TO BE DONE: Please copy exactly the lines that begin with the one containing "What data populates" and end with the last line of the entries.
"""
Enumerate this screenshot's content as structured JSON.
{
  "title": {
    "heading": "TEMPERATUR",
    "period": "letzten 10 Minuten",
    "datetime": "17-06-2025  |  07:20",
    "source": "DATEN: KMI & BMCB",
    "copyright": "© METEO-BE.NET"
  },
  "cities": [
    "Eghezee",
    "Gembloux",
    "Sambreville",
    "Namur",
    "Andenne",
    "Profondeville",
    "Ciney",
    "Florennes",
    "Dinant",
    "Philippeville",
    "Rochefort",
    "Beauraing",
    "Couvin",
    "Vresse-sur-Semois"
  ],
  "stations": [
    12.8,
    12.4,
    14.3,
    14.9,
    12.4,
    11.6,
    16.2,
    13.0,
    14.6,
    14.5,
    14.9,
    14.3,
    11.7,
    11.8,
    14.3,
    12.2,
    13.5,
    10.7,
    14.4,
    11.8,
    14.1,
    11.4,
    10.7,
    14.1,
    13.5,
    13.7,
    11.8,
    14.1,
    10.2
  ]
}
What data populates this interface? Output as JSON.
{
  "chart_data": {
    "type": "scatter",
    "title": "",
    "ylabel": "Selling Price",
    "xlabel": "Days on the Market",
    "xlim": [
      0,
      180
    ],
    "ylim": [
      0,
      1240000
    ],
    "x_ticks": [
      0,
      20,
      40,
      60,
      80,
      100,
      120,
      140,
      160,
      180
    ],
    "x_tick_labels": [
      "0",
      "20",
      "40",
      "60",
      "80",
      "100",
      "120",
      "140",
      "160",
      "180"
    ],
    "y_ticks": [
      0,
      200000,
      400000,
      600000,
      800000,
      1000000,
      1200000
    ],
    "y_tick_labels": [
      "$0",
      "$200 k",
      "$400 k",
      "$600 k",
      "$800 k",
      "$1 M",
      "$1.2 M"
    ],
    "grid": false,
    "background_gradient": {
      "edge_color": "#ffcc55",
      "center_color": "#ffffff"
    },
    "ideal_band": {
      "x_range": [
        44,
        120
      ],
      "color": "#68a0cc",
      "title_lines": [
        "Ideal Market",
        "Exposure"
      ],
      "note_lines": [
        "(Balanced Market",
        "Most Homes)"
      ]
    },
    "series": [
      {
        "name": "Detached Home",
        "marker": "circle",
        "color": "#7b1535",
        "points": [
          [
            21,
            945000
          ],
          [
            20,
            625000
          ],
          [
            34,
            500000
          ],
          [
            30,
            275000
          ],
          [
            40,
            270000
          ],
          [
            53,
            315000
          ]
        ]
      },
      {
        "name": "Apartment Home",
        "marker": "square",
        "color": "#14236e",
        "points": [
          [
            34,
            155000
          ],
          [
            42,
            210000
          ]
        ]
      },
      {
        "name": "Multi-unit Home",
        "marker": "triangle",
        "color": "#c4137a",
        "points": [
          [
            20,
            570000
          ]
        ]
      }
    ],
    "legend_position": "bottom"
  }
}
"""
SOLUTION:
What data populates this interface? Output as JSON.
{
  "chart_data": {
    "type": "scatter",
    "title": "",
    "ylabel": "Selling Price",
    "xlabel": "Days on the Market",
    "xlim": [
      0,
      180
    ],
    "ylim": [
      0,
      1240000
    ],
    "x_ticks": [
      0,
      20,
      40,
      60,
      80,
      100,
      120,
      140,
      160,
      180
    ],
    "x_tick_labels": [
      "0",
      "20",
      "40",
      "60",
      "80",
      "100",
      "120",
      "140",
      "160",
      "180"
    ],
    "y_ticks": [
      0,
      200000,
      400000,
      600000,
      800000,
      1000000,
      1200000
    ],
    "y_tick_labels": [
      "$0",
      "$200 k",
      "$400 k",
      "$600 k",
      "$800 k",
      "$1 M",
      "$1.2 M"
    ],
    "grid": false,
    "background_gradient": {
      "edge_color": "#ffcc55",
      "center_color": "#ffffff"
    },
    "ideal_band": {
      "x_range": [
        44,
        120
      ],
      "color": "#68a0cc",
      "title_lines": [
        "Ideal Market",
        "Exposure"
      ],
      "note_lines": [
        "(Balanced Market",
        "Most Homes)"
      ]
    },
    "series": [
      {
        "name": "Detached Home",
        "marker": "circle",
        "color": "#7b1535",
        "points": [
          [
            21,
            945000
          ],
          [
            20,
            625000
          ],
          [
            34,
            500000
          ],
          [
            30,
            275000
          ],
          [
            40,
            270000
          ],
          [
            53,
            315000
          ]
        ]
      },
      {
        "name": "Apartment Home",
        "marker": "square",
        "color": "#14236e",
        "points": [
          [
            34,
            155000
          ],
          [
            42,
            210000
          ]
        ]
      },
      {
        "name": "Multi-unit Home",
        "marker": "triangle",
        "color": "#c4137a",
        "points": [
          [
            20,
            570000
          ]
        ]
      }
    ],
    "legend_position": "bottom"
  }
}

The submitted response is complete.